- _Quesito A_
Secondo l'estratto su Breakthrough Starshot, a quale frazione della velocità della luce potrebbero viaggiare le Starchip?
- _Quesito B_
Scrivi il seguito dell'estratto su Breakthrough Starshot a partire dalla sua ultima frase.

- _Estratto_
Il 12 aprile Yuri Milner e Stephen Hawking hanno annunciato “Breakthrough Starshot”, un piano a dir poco incredibile per spedire una flotta di robot ad Alpha Centauri e raccogliere informazioni.

La dotazione iniziale del progetto è di 100 milioni di dollari e fanno parte del board Milner, Hawking e Mark Zuckerberg ,  il fondatore e CEO di Facebook.

Alpha Centauri è un sistema solare triplo. In particolare Proxima Centauri, una delle tre stelle che lo compongono è la più vicina alla terra dopo il sole.

Si trova a 4,37 anni luce, ossia 41.344 miliardi di chilometri dalla terra. Un milione di volte il giro completo della terra.

Spedire una sonda a reperire informazioni su un altro sistema solare è oggi impossibile.

Il piano di Milner e Hawking è di mandare in orbita un razzo carico di “Starchip”, micro-computer dotati della grandezza di un francobollo.

Una volta in orbita l’idea è di spingere le Starchip tramite un raggio proveniente dalla terra verso Alpha Centauri, insistendo su delle vele enormi attaccate alle sonde chiamate Lightsail.

Le Starchips sarebbero in grado di viaggiare ad 1/5 della velocità della luce e sarebbero in grado di raggiungere destinazione in circa 20 anni.

L’obiettivo è farne arrivare intatta qualcuna, fare rilevamenti e misurazioni e far tornare i risultati sulla terra.

Questo è il video rilasciato dal canale youtube ufficiale di Breakthrough Starshot.

Il progetto è diretto da Pete Worden, ex direttore del Ames Research Center della NASA, ed è supportato da alcuni dei migliori scienziati a livello globale.

- _Righe di dati_
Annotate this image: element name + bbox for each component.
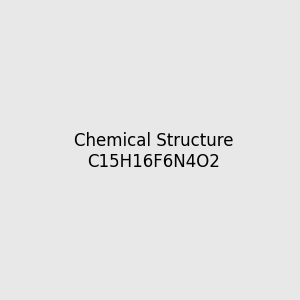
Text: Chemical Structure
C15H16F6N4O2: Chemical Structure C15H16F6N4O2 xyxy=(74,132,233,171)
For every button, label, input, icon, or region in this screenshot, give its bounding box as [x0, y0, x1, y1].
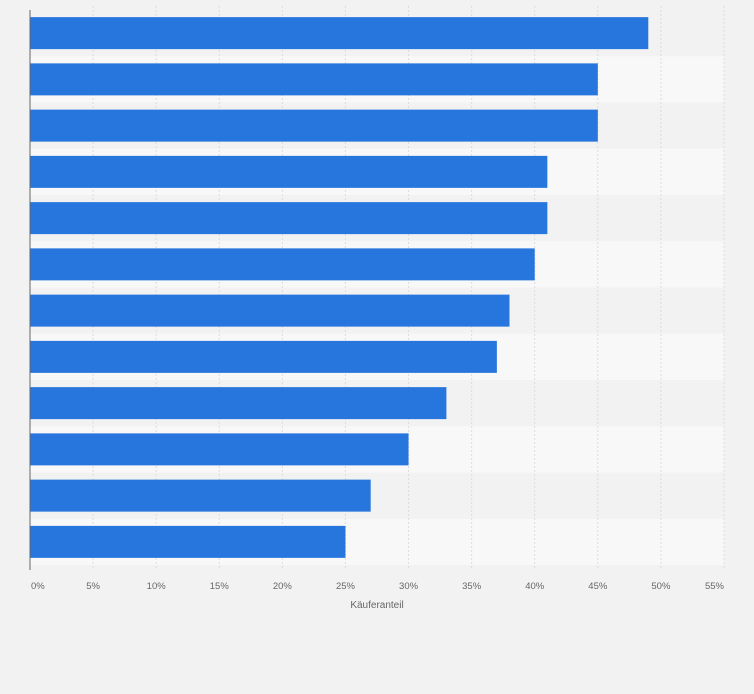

- _Risultato A_
A 1/5 della velocità della luce.

- _Risultato B_
Per quanto non sia direttamente collegabile alla colonizzazione quanto il mining di asteroidi e lo sviluppo di razzi riutilizzabili, è plausibile pensare che le scoperte, il software e l’hardware che serviranno per portare a termine questa impresa torneranno utili in qualche modo alla causa.

Starshot però ha già raggiunto un risultato: spostare la “frontiera dell’impossibile” nell’immaginario collettivo.

Nessuno più penserà che sia assurdo voler colonizzare Marte o minare un asteroide quando c’è chi crede addirittura di poter far arrivare una sonda in un altro sistema stellare.

“Cosa c’è dietro le stelle?”

Tra qualche anno, con un pizzico di fortuna e una montagna di ambizione, saremo in grado di rispondere.

Ed un giorno, anche di andarlo a vedere con i nostri occhi.

 

Twitter @tobdea

Grazie a Raffaele Mauro, Lorenzo Casaccia, Guido Brescia e Mattia Montepara per i feedback.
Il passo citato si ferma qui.